Retype the lines from the start of the records through the line containing "search-input[interactable]: mertcan bahar", keeping both ends and changing nothing.

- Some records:
════════════════

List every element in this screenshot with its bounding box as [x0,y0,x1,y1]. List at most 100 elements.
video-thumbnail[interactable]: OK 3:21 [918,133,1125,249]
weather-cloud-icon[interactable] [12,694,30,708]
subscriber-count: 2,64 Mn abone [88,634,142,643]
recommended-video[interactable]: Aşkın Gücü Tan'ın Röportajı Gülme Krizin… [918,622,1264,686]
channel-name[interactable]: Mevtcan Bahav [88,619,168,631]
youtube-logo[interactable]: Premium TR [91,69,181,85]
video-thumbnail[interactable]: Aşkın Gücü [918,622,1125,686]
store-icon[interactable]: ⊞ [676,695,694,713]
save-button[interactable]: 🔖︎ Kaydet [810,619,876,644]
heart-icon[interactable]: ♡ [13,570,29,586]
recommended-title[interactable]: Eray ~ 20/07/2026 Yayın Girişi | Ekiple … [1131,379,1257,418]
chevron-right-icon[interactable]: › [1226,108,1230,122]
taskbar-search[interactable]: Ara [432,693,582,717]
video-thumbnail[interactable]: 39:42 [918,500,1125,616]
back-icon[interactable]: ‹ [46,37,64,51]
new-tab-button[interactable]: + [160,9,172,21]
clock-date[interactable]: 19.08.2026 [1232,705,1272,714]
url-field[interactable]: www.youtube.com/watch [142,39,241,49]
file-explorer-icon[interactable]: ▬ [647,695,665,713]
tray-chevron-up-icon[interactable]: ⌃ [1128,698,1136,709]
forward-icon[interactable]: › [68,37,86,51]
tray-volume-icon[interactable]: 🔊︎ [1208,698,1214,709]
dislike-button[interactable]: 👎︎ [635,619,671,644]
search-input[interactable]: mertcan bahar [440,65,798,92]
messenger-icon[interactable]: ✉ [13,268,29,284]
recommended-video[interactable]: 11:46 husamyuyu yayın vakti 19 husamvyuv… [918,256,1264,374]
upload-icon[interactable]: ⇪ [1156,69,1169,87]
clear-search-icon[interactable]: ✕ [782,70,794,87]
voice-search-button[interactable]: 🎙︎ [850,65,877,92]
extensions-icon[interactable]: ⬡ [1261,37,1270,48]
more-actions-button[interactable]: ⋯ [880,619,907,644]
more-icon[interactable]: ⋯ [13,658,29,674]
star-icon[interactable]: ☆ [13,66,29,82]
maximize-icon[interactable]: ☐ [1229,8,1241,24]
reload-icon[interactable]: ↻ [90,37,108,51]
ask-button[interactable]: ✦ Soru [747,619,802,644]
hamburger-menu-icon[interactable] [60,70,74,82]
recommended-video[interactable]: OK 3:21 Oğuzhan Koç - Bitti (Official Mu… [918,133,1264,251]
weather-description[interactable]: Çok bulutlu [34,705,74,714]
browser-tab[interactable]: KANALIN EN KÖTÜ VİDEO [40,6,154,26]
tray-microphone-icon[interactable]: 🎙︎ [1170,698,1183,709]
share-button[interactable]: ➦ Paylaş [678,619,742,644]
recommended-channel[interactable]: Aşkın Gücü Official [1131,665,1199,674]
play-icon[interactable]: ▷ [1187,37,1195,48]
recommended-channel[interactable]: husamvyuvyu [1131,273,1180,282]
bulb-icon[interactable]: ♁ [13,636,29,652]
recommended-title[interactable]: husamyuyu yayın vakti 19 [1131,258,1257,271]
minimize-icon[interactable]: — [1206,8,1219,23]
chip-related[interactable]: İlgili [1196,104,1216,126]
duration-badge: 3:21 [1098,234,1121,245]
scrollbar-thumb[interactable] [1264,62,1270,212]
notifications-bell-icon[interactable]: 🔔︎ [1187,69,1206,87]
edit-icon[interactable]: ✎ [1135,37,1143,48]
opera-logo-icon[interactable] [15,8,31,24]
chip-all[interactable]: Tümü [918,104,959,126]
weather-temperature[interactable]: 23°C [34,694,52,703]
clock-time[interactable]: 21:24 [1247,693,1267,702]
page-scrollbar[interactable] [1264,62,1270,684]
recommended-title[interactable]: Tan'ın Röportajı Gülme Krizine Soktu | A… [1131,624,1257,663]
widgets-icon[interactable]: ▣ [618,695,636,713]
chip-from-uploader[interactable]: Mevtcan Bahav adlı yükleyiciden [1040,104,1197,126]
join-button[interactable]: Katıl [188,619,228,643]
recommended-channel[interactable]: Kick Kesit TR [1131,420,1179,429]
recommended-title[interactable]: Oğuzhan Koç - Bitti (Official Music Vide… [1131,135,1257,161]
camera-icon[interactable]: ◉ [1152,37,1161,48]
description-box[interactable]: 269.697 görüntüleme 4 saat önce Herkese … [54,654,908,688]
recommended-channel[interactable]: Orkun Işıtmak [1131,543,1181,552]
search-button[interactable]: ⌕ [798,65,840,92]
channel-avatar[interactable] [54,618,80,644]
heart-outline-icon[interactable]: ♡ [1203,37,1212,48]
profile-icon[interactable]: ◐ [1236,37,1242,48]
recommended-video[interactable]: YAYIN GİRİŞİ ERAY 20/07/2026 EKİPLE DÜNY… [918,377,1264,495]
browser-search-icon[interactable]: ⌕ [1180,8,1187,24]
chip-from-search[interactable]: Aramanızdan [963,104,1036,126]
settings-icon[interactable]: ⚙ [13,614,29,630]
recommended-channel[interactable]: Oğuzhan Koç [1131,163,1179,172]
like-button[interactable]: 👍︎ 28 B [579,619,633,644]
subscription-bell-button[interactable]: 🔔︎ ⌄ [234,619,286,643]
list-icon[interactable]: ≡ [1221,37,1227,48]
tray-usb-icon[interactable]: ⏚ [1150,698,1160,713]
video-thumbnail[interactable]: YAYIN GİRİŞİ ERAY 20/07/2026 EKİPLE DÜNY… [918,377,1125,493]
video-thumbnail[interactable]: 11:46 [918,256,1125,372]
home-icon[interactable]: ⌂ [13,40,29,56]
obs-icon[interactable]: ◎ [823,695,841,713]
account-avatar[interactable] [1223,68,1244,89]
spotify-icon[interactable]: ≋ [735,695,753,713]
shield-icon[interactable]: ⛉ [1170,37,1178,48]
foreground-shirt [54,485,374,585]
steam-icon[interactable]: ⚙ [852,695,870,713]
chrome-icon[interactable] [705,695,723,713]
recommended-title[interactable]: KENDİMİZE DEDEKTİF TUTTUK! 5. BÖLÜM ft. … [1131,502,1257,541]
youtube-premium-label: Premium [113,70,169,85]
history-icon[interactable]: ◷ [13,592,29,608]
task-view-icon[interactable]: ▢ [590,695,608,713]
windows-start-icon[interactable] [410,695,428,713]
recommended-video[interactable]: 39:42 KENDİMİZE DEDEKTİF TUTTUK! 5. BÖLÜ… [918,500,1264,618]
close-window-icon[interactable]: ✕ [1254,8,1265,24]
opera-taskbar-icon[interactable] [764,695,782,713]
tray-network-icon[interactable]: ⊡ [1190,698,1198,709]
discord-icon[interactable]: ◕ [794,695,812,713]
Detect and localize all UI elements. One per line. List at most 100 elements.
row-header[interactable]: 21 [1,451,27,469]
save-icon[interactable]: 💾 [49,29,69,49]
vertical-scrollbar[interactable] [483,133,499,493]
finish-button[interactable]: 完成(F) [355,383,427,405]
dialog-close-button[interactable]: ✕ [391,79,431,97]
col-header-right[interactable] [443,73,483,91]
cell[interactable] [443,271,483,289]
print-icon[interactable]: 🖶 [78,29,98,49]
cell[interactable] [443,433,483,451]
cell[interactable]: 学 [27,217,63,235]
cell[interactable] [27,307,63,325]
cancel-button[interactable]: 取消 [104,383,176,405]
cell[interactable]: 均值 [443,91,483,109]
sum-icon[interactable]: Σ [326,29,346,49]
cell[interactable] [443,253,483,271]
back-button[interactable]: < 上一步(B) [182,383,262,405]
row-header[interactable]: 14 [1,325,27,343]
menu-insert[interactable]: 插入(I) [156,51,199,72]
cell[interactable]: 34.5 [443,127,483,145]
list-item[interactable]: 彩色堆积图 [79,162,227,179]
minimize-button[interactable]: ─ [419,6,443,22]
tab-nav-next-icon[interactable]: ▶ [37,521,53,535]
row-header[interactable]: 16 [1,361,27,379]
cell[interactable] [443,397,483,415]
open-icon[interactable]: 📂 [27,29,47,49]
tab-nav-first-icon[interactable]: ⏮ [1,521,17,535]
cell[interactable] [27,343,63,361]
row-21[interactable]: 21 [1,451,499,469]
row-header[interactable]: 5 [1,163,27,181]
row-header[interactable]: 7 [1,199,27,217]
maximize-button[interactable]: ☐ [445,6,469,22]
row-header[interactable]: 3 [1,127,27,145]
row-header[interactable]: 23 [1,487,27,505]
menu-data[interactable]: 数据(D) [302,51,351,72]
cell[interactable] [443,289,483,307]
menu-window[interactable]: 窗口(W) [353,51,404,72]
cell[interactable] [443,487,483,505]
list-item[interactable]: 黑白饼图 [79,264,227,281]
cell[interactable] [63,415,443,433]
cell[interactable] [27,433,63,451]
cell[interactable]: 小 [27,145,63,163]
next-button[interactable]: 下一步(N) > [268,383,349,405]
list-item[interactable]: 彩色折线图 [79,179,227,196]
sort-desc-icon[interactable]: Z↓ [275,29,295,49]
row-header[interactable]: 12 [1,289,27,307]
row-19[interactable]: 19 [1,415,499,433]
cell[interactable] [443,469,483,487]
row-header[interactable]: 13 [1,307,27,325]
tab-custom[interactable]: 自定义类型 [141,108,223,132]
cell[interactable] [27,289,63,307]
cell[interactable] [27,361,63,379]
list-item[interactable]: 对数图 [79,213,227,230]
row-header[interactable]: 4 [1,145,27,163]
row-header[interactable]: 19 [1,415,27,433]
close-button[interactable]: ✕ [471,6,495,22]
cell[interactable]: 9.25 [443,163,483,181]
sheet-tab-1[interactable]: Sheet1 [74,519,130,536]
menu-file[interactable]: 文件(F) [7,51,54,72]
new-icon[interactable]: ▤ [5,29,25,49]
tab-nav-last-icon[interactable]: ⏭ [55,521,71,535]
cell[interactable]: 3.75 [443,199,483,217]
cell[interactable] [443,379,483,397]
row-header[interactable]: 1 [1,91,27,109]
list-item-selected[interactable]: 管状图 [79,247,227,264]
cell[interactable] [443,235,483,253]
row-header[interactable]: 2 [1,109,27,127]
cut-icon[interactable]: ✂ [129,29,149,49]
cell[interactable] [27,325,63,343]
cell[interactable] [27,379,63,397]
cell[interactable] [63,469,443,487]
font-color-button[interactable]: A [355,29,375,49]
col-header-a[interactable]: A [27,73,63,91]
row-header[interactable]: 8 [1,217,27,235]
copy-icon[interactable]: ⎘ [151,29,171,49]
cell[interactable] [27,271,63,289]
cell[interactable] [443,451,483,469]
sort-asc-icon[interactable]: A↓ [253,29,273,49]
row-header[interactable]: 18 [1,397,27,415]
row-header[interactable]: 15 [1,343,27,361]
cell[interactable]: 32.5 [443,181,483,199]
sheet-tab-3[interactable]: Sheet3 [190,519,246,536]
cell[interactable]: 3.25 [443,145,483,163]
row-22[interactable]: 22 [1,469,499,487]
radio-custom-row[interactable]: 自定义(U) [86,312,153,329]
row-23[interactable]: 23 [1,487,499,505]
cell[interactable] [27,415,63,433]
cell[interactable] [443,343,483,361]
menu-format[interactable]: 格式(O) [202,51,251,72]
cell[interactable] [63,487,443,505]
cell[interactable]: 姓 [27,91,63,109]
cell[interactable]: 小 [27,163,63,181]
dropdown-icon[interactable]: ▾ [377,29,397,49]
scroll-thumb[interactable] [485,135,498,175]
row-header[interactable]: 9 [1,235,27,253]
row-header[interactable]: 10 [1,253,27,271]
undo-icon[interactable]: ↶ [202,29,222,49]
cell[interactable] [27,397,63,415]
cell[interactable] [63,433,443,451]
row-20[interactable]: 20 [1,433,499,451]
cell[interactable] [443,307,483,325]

════════════════

- THE RESPONSE:
List every element in this screenshot with its bounding box as [x0,y0,x1,y1]. List at most 100 elements.
video-thumbnail[interactable]: OK 3:21 [918,133,1125,249]
weather-cloud-icon[interactable] [12,694,30,708]
subscriber-count: 2,64 Mn abone [88,634,142,643]
recommended-video[interactable]: Aşkın Gücü Tan'ın Röportajı Gülme Krizin… [918,622,1264,686]
channel-name[interactable]: Mevtcan Bahav [88,619,168,631]
youtube-logo[interactable]: Premium TR [91,69,181,85]
video-thumbnail[interactable]: Aşkın Gücü [918,622,1125,686]
store-icon[interactable]: ⊞ [676,695,694,713]
save-button[interactable]: 🔖︎ Kaydet [810,619,876,644]
heart-icon[interactable]: ♡ [13,570,29,586]
recommended-title[interactable]: Eray ~ 20/07/2026 Yayın Girişi | Ekiple … [1131,379,1257,418]
chevron-right-icon[interactable]: › [1226,108,1230,122]
taskbar-search[interactable]: Ara [432,693,582,717]
video-thumbnail[interactable]: 39:42 [918,500,1125,616]
back-icon[interactable]: ‹ [46,37,64,51]
new-tab-button[interactable]: + [160,9,172,21]
clock-date[interactable]: 19.08.2026 [1232,705,1272,714]
url-field[interactable]: www.youtube.com/watch [142,39,241,49]
file-explorer-icon[interactable]: ▬ [647,695,665,713]
tray-chevron-up-icon[interactable]: ⌃ [1128,698,1136,709]
forward-icon[interactable]: › [68,37,86,51]
tray-volume-icon[interactable]: 🔊︎ [1208,698,1214,709]
dislike-button[interactable]: 👎︎ [635,619,671,644]
search-input[interactable]: mertcan bahar [440,65,798,92]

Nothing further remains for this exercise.